● **Objective**:
Rewrite all of the items below, switching "interactable" to "clickable" everywhere it appears and keeping everything else the same.

● **Material for this task**:
__________

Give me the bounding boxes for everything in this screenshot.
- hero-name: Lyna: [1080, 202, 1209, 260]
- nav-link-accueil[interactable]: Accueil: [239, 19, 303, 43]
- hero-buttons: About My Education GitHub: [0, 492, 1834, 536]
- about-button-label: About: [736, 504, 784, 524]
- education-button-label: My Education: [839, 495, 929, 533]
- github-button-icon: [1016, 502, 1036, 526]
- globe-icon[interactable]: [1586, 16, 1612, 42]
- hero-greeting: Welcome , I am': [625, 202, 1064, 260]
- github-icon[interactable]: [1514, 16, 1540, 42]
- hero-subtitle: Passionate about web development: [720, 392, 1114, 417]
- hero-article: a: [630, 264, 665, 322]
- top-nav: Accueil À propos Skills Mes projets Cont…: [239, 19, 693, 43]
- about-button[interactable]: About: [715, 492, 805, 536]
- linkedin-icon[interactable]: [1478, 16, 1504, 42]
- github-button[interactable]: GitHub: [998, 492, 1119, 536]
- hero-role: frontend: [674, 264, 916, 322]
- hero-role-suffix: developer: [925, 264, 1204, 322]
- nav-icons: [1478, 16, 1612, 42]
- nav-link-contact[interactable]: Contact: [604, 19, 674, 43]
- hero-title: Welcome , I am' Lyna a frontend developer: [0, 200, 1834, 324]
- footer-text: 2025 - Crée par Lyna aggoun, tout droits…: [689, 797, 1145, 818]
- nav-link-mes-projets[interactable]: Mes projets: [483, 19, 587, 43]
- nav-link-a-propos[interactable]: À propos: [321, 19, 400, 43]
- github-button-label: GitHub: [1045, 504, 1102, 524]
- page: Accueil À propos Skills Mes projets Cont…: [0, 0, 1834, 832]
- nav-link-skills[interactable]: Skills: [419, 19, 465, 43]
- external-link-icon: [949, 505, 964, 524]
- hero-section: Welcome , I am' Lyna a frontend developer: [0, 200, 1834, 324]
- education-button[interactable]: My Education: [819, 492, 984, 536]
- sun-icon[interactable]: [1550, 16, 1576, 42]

__________

● **Solution to this exercise**:
Give me the bounding boxes for everything in this screenshot.
- hero-name: Lyna: [1080, 202, 1209, 260]
- nav-link-accueil[clickable]: Accueil: [239, 19, 303, 43]
- hero-buttons: About My Education GitHub: [0, 492, 1834, 536]
- about-button-label: About: [736, 504, 784, 524]
- education-button-label: My Education: [839, 495, 929, 533]
- github-button-icon: [1016, 502, 1036, 526]
- globe-icon[clickable]: [1586, 16, 1612, 42]
- hero-greeting: Welcome , I am': [625, 202, 1064, 260]
- github-icon[clickable]: [1514, 16, 1540, 42]
- hero-subtitle: Passionate about web development: [720, 392, 1114, 417]
- hero-article: a: [630, 264, 665, 322]
- top-nav: Accueil À propos Skills Mes projets Cont…: [239, 19, 693, 43]
- about-button[clickable]: About: [715, 492, 805, 536]
- linkedin-icon[clickable]: [1478, 16, 1504, 42]
- github-button[clickable]: GitHub: [998, 492, 1119, 536]
- hero-role: frontend: [674, 264, 916, 322]
- hero-role-suffix: developer: [925, 264, 1204, 322]
- nav-icons: [1478, 16, 1612, 42]
- nav-link-contact[clickable]: Contact: [604, 19, 674, 43]
- hero-title: Welcome , I am' Lyna a frontend developer: [0, 200, 1834, 324]
- footer-text: 2025 - Crée par Lyna aggoun, tout droits…: [689, 797, 1145, 818]
- nav-link-mes-projets[clickable]: Mes projets: [483, 19, 587, 43]
- nav-link-a-propos[clickable]: À propos: [321, 19, 400, 43]
- github-button-label: GitHub: [1045, 504, 1102, 524]
- page: Accueil À propos Skills Mes projets Cont…: [0, 0, 1834, 832]
- nav-link-skills[clickable]: Skills: [419, 19, 465, 43]
- external-link-icon: [949, 505, 964, 524]
- hero-section: Welcome , I am' Lyna a frontend developer: [0, 200, 1834, 324]
- education-button[clickable]: My Education: [819, 492, 984, 536]
- sun-icon[clickable]: [1550, 16, 1576, 42]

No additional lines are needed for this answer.